» Raw records
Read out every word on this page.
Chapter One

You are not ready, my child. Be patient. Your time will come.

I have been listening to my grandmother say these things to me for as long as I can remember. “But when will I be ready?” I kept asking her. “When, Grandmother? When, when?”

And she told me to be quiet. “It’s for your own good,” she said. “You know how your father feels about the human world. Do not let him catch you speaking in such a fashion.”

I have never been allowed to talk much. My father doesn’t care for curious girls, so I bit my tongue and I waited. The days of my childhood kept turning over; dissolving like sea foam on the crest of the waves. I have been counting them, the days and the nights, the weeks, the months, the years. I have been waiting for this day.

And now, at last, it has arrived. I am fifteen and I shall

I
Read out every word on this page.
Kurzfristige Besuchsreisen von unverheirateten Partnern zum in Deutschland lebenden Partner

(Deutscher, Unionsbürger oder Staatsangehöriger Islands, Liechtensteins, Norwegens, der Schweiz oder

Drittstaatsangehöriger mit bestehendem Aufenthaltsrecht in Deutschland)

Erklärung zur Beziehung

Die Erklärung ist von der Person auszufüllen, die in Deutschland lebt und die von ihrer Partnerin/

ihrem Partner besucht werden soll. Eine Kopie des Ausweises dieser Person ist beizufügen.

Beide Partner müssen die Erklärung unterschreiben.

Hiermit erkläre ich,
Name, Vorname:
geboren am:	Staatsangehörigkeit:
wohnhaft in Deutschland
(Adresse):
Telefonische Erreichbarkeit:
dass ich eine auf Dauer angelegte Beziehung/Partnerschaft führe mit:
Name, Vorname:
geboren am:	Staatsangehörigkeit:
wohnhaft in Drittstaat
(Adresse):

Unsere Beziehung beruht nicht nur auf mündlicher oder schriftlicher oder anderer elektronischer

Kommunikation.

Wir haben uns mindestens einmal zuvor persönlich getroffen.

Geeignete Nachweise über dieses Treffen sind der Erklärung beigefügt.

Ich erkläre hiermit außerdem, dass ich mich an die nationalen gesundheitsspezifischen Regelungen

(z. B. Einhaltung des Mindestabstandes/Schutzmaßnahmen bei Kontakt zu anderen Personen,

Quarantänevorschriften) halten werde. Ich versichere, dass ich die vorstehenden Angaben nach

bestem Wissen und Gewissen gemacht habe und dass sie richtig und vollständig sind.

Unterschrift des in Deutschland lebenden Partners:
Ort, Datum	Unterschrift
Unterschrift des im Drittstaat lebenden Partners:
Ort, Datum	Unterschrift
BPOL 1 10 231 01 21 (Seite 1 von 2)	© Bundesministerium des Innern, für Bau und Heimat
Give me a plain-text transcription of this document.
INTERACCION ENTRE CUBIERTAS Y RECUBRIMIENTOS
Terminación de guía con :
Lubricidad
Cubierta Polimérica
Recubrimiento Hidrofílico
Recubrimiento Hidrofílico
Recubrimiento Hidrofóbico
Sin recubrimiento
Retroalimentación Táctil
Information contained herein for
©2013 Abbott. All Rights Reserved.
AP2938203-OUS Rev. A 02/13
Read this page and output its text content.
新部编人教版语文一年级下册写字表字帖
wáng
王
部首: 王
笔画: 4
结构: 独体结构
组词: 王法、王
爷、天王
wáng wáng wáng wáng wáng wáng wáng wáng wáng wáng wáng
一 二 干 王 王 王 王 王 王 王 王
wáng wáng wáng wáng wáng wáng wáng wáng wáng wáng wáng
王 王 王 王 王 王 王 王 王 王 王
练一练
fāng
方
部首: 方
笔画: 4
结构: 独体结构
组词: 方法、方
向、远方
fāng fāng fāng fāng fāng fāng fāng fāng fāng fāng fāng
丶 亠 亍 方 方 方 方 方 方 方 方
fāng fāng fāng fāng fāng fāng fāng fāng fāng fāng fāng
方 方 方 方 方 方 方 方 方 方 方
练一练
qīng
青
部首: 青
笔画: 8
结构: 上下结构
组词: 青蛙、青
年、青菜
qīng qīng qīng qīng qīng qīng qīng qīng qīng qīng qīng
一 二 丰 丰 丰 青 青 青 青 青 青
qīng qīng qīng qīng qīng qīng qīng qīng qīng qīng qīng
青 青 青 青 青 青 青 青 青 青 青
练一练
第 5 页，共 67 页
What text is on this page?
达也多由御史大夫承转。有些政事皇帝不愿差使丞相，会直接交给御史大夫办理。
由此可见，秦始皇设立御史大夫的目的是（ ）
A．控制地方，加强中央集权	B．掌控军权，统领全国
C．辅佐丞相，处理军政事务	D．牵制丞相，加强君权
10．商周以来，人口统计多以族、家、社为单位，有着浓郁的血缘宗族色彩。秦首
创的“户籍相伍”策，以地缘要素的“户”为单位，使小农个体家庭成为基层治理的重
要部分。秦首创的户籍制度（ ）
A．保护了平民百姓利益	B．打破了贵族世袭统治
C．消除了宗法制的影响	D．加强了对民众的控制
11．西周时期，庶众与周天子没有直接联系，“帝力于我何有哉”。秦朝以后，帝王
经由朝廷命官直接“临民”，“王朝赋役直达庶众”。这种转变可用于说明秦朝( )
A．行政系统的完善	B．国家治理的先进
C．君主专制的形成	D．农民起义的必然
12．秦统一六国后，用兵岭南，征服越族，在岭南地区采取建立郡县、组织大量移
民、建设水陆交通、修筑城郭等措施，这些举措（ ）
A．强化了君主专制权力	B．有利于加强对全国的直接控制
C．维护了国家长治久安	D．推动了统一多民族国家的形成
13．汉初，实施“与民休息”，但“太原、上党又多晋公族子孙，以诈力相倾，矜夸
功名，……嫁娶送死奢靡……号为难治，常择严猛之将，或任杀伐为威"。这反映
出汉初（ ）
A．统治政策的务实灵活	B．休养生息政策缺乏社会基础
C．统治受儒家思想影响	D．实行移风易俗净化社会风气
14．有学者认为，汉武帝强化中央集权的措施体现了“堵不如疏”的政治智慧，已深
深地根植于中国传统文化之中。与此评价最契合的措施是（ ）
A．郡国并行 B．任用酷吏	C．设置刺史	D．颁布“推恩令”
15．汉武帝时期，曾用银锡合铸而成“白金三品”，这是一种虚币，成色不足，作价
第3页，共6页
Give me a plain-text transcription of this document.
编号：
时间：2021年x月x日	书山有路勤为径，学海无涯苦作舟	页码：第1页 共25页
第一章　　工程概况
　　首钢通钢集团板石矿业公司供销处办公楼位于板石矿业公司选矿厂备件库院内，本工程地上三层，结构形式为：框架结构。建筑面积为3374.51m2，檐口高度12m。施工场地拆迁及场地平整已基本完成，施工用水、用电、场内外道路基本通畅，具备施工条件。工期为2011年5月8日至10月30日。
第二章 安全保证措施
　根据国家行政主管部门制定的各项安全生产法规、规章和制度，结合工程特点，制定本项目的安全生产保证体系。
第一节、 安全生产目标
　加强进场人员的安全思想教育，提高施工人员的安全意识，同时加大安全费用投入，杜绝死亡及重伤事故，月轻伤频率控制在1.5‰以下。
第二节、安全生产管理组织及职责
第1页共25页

» STATED GOAL
Reproduce each record exactly, leaving nothing out.

» RESULT BELOW
Read out every word on this page.
Chapter One

You are not ready, my child. Be patient. Your time will come.

I have been listening to my grandmother say these things to me for as long as I can remember. “But when will I be ready?” I kept asking her. “When, Grandmother? When, when?”

And she told me to be quiet. “It’s for your own good,” she said. “You know how your father feels about the human world. Do not let him catch you speaking in such a fashion.”

I have never been allowed to talk much. My father doesn’t care for curious girls, so I bit my tongue and I waited. The days of my childhood kept turning over; dissolving like sea foam on the crest of the waves. I have been counting them, the days and the nights, the weeks, the months, the years. I have been waiting for this day.

And now, at last, it has arrived. I am fifteen and I shall

I
Read out every word on this page.
Kurzfristige Besuchsreisen von unverheirateten Partnern zum in Deutschland lebenden Partner

(Deutscher, Unionsbürger oder Staatsangehöriger Islands, Liechtensteins, Norwegens, der Schweiz oder

Drittstaatsangehöriger mit bestehendem Aufenthaltsrecht in Deutschland)

Erklärung zur Beziehung

Die Erklärung ist von der Person auszufüllen, die in Deutschland lebt und die von ihrer Partnerin/

ihrem Partner besucht werden soll. Eine Kopie des Ausweises dieser Person ist beizufügen.

Beide Partner müssen die Erklärung unterschreiben.

Hiermit erkläre ich,
Name, Vorname:
geboren am:	Staatsangehörigkeit:
wohnhaft in Deutschland
(Adresse):
Telefonische Erreichbarkeit:
dass ich eine auf Dauer angelegte Beziehung/Partnerschaft führe mit:
Name, Vorname:
geboren am:	Staatsangehörigkeit:
wohnhaft in Drittstaat
(Adresse):

Unsere Beziehung beruht nicht nur auf mündlicher oder schriftlicher oder anderer elektronischer

Kommunikation.

Wir haben uns mindestens einmal zuvor persönlich getroffen.

Geeignete Nachweise über dieses Treffen sind der Erklärung beigefügt.

Ich erkläre hiermit außerdem, dass ich mich an die nationalen gesundheitsspezifischen Regelungen

(z. B. Einhaltung des Mindestabstandes/Schutzmaßnahmen bei Kontakt zu anderen Personen,

Quarantänevorschriften) halten werde. Ich versichere, dass ich die vorstehenden Angaben nach

bestem Wissen und Gewissen gemacht habe und dass sie richtig und vollständig sind.

Unterschrift des in Deutschland lebenden Partners:
Ort, Datum	Unterschrift
Unterschrift des im Drittstaat lebenden Partners:
Ort, Datum	Unterschrift
BPOL 1 10 231 01 21 (Seite 1 von 2)	© Bundesministerium des Innern, für Bau und Heimat
Give me a plain-text transcription of this document.
INTERACCION ENTRE CUBIERTAS Y RECUBRIMIENTOS
Terminación de guía con :
Lubricidad
Cubierta Polimérica
Recubrimiento Hidrofílico
Recubrimiento Hidrofílico
Recubrimiento Hidrofóbico
Sin recubrimiento
Retroalimentación Táctil
Information contained herein for
©2013 Abbott. All Rights Reserved.
AP2938203-OUS Rev. A 02/13
Read this page and output its text content.
新部编人教版语文一年级下册写字表字帖
wáng
王
部首: 王
笔画: 4
结构: 独体结构
组词: 王法、王
爷、天王
wáng wáng wáng wáng wáng wáng wáng wáng wáng wáng wáng
一 二 干 王 王 王 王 王 王 王 王
wáng wáng wáng wáng wáng wáng wáng wáng wáng wáng wáng
王 王 王 王 王 王 王 王 王 王 王
练一练
fāng
方
部首: 方
笔画: 4
结构: 独体结构
组词: 方法、方
向、远方
fāng fāng fāng fāng fāng fāng fāng fāng fāng fāng fāng
丶 亠 亍 方 方 方 方 方 方 方 方
fāng fāng fāng fāng fāng fāng fāng fāng fāng fāng fāng
方 方 方 方 方 方 方 方 方 方 方
练一练
qīng
青
部首: 青
笔画: 8
结构: 上下结构
组词: 青蛙、青
年、青菜
qīng qīng qīng qīng qīng qīng qīng qīng qīng qīng qīng
一 二 丰 丰 丰 青 青 青 青 青 青
qīng qīng qīng qīng qīng qīng qīng qīng qīng qīng qīng
青 青 青 青 青 青 青 青 青 青 青
练一练
第 5 页，共 67 页
What text is on this page?
达也多由御史大夫承转。有些政事皇帝不愿差使丞相，会直接交给御史大夫办理。
由此可见，秦始皇设立御史大夫的目的是（ ）
A．控制地方，加强中央集权	B．掌控军权，统领全国
C．辅佐丞相，处理军政事务	D．牵制丞相，加强君权
10．商周以来，人口统计多以族、家、社为单位，有着浓郁的血缘宗族色彩。秦首
创的“户籍相伍”策，以地缘要素的“户”为单位，使小农个体家庭成为基层治理的重
要部分。秦首创的户籍制度（ ）
A．保护了平民百姓利益	B．打破了贵族世袭统治
C．消除了宗法制的影响	D．加强了对民众的控制
11．西周时期，庶众与周天子没有直接联系，“帝力于我何有哉”。秦朝以后，帝王
经由朝廷命官直接“临民”，“王朝赋役直达庶众”。这种转变可用于说明秦朝( )
A．行政系统的完善	B．国家治理的先进
C．君主专制的形成	D．农民起义的必然
12．秦统一六国后，用兵岭南，征服越族，在岭南地区采取建立郡县、组织大量移
民、建设水陆交通、修筑城郭等措施，这些举措（ ）
A．强化了君主专制权力	B．有利于加强对全国的直接控制
C．维护了国家长治久安	D．推动了统一多民族国家的形成
13．汉初，实施“与民休息”，但“太原、上党又多晋公族子孙，以诈力相倾，矜夸
功名，……嫁娶送死奢靡……号为难治，常择严猛之将，或任杀伐为威"。这反映
出汉初（ ）
A．统治政策的务实灵活	B．休养生息政策缺乏社会基础
C．统治受儒家思想影响	D．实行移风易俗净化社会风气
14．有学者认为，汉武帝强化中央集权的措施体现了“堵不如疏”的政治智慧，已深
深地根植于中国传统文化之中。与此评价最契合的措施是（ ）
A．郡国并行 B．任用酷吏	C．设置刺史	D．颁布“推恩令”
15．汉武帝时期，曾用银锡合铸而成“白金三品”，这是一种虚币，成色不足，作价
第3页，共6页
Give me a plain-text transcription of this document.
编号：
时间：2021年x月x日	书山有路勤为径，学海无涯苦作舟	页码：第1页 共25页
第一章　　工程概况
　　首钢通钢集团板石矿业公司供销处办公楼位于板石矿业公司选矿厂备件库院内，本工程地上三层，结构形式为：框架结构。建筑面积为3374.51m2，檐口高度12m。施工场地拆迁及场地平整已基本完成，施工用水、用电、场内外道路基本通畅，具备施工条件。工期为2011年5月8日至10月30日。
第二章 安全保证措施
　根据国家行政主管部门制定的各项安全生产法规、规章和制度，结合工程特点，制定本项目的安全生产保证体系。
第一节、 安全生产目标
　加强进场人员的安全思想教育，提高施工人员的安全意识，同时加大安全费用投入，杜绝死亡及重伤事故，月轻伤频率控制在1.5‰以下。
第二节、安全生产管理组织及职责
第1页共25页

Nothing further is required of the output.